TASK OBJECTIVE :: In the entries below, how many lines hold the string "JSON"? Give only the number.

MATERIALS PROVIDED ::
▶
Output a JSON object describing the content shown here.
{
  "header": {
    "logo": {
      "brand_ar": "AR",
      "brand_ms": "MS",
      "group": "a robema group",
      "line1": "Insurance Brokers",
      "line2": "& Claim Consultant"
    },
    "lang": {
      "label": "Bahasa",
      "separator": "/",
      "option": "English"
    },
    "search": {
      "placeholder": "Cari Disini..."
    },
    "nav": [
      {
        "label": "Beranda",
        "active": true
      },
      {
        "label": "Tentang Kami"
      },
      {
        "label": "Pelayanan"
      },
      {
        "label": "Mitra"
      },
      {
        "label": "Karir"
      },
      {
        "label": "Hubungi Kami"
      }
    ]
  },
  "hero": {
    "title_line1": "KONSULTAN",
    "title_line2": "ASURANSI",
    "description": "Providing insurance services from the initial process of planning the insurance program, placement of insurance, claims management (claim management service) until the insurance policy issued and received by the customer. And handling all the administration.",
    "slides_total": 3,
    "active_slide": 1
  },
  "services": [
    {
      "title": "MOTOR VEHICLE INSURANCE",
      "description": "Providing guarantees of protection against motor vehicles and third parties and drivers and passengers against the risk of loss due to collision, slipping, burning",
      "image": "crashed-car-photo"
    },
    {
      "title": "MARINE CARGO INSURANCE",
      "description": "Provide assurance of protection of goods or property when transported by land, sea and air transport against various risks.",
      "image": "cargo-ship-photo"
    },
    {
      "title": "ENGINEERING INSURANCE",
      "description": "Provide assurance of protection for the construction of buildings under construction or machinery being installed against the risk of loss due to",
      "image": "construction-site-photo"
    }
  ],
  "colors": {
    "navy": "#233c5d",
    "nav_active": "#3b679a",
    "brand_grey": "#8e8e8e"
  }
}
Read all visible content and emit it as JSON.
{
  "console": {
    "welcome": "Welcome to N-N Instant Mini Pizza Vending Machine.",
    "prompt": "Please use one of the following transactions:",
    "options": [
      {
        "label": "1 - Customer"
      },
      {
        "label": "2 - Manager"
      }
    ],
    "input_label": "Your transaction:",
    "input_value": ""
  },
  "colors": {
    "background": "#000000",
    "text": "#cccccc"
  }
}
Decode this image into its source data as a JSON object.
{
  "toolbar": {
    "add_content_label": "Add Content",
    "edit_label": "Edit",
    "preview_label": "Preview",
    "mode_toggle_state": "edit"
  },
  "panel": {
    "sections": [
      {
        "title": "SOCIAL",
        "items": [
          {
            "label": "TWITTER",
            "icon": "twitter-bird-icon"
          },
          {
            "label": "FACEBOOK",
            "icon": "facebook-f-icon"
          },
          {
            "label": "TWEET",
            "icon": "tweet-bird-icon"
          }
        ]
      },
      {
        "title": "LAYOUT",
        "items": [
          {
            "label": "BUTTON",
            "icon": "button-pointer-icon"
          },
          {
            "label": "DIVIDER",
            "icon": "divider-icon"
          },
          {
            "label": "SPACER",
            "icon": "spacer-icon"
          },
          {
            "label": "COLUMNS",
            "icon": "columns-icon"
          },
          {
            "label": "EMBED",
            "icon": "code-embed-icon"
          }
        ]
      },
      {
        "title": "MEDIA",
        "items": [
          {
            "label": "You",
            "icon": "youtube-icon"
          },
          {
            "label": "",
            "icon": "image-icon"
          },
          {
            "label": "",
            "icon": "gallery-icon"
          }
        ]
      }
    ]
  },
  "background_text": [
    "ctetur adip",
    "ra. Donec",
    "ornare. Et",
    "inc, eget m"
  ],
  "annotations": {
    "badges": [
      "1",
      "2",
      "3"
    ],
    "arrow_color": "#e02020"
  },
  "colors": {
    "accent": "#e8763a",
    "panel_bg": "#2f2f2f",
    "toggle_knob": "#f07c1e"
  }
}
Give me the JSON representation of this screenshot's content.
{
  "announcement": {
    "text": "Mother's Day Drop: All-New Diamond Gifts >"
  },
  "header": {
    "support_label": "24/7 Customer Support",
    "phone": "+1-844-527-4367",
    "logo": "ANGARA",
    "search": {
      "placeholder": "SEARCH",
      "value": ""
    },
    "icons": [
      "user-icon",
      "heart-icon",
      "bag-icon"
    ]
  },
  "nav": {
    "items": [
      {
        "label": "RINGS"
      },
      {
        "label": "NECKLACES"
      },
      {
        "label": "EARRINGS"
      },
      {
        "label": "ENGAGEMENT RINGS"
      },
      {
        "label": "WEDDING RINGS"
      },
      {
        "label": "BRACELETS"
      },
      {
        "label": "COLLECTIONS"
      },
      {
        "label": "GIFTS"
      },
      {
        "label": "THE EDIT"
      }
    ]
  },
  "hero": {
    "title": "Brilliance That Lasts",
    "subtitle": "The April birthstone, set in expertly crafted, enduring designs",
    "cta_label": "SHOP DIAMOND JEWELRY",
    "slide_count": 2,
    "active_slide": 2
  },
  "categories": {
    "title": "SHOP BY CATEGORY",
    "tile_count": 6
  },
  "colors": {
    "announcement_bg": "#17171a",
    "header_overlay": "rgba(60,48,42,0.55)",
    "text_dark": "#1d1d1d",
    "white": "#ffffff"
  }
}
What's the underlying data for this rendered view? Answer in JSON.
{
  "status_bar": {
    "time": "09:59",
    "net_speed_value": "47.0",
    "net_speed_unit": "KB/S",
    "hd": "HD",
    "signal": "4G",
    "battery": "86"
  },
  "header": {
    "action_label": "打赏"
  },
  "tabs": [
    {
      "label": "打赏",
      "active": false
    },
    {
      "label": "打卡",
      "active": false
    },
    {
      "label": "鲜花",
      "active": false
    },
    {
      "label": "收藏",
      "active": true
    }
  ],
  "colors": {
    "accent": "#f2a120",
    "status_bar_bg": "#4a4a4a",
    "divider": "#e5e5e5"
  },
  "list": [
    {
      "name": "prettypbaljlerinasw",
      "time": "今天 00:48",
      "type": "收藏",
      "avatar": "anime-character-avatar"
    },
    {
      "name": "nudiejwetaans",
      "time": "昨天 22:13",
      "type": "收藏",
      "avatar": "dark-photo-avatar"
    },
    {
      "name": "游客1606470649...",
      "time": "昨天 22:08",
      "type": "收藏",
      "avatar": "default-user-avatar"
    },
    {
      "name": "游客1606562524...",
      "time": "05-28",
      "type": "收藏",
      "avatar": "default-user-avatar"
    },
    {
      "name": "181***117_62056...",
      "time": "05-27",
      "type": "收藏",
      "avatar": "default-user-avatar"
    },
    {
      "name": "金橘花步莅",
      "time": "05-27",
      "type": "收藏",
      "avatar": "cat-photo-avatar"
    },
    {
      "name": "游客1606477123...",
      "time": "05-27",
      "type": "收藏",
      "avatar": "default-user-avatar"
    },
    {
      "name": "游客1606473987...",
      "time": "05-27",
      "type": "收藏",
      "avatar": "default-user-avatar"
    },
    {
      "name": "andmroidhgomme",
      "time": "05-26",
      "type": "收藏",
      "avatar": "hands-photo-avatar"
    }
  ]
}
◀
SOLVED EXERCISE :: 5